◆ TASK PROMPT ◆
Where a line holds the word "JSON", copy that line.

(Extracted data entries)

+++

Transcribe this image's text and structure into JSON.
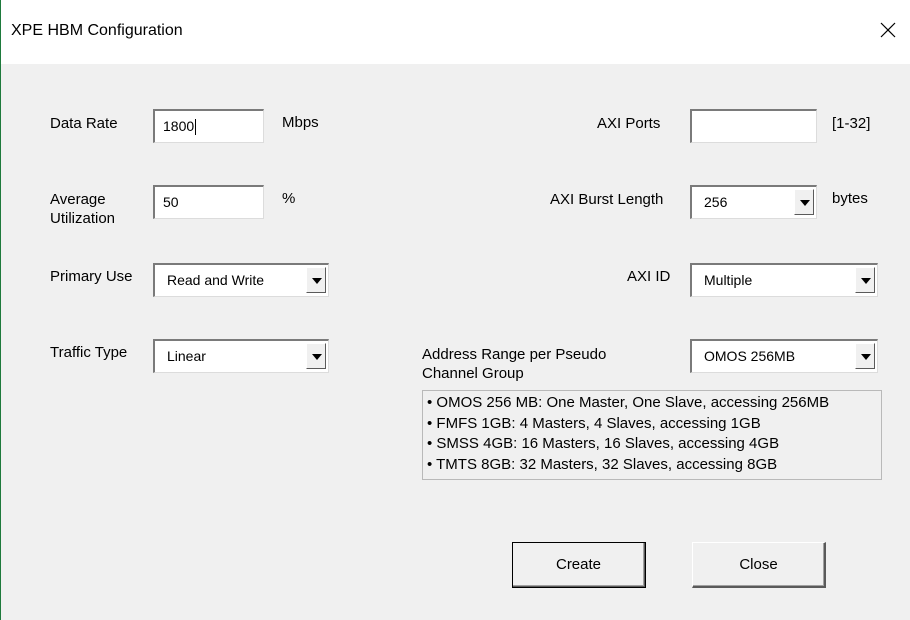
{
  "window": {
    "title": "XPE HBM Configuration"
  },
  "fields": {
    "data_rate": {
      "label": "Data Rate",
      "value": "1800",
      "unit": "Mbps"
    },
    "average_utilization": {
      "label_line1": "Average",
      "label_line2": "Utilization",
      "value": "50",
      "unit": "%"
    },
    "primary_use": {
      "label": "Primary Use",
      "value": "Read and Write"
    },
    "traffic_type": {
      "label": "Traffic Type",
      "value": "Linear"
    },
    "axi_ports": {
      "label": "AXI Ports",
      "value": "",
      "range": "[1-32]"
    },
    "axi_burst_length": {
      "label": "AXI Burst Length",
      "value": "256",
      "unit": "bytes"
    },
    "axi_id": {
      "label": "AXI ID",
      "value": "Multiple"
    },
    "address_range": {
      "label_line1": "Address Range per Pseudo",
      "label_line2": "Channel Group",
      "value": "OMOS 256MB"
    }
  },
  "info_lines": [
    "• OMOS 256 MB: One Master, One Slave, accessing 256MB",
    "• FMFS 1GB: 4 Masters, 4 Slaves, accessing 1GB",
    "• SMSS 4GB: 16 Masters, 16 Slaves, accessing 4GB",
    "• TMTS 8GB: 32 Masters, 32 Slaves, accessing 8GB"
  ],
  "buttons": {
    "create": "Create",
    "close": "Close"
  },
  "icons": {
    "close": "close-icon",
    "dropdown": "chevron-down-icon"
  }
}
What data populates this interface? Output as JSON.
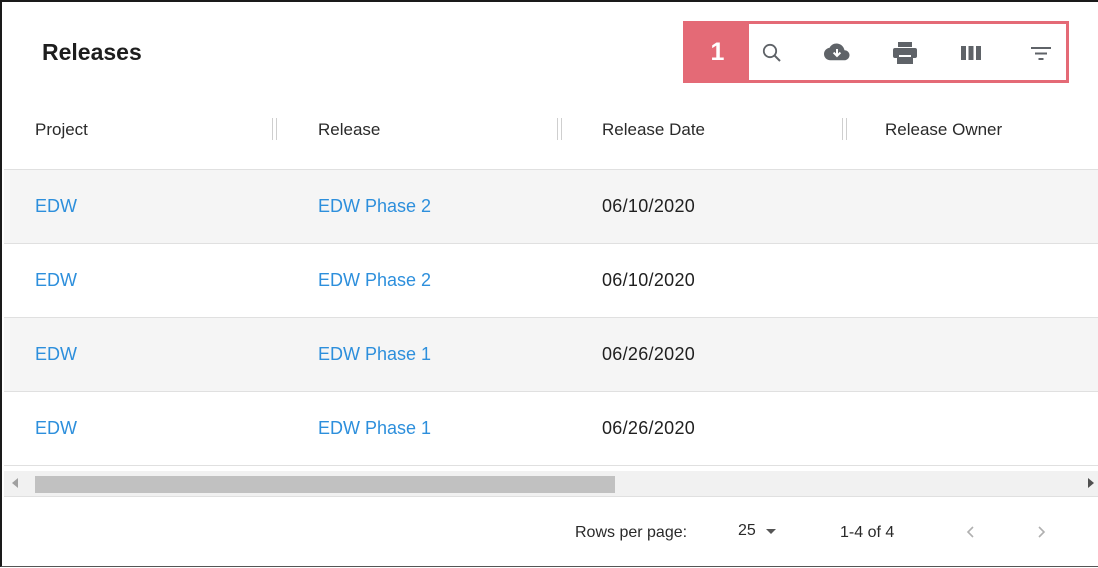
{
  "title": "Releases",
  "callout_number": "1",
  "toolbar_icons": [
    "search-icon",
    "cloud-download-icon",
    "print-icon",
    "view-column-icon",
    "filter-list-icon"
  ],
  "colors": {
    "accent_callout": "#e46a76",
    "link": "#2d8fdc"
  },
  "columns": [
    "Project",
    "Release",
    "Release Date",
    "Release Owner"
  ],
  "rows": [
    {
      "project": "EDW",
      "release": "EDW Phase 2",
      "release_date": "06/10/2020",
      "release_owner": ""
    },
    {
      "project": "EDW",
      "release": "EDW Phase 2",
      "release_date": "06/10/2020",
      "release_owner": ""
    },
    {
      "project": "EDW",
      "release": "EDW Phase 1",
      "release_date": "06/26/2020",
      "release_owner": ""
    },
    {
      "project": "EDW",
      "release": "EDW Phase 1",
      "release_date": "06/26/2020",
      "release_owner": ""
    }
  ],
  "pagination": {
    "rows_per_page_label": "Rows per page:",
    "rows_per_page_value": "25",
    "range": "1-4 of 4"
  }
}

+++

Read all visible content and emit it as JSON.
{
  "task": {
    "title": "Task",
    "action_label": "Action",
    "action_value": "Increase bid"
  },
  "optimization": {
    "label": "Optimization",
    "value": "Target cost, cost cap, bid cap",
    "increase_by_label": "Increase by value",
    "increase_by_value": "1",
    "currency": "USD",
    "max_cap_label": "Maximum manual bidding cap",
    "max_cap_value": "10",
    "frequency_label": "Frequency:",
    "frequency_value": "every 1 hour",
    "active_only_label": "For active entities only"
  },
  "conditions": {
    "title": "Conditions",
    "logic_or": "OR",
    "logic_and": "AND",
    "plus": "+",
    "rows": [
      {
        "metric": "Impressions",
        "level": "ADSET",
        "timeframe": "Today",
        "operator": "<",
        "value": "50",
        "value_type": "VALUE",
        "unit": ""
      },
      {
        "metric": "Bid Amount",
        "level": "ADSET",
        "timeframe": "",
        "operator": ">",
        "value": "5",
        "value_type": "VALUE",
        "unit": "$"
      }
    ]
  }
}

+++

◆ FINAL RESULT ◆
Transcribe this image's text and structure into JSON.
What data populates this interface? Output as JSON.
Read all visible content and emit it as JSON.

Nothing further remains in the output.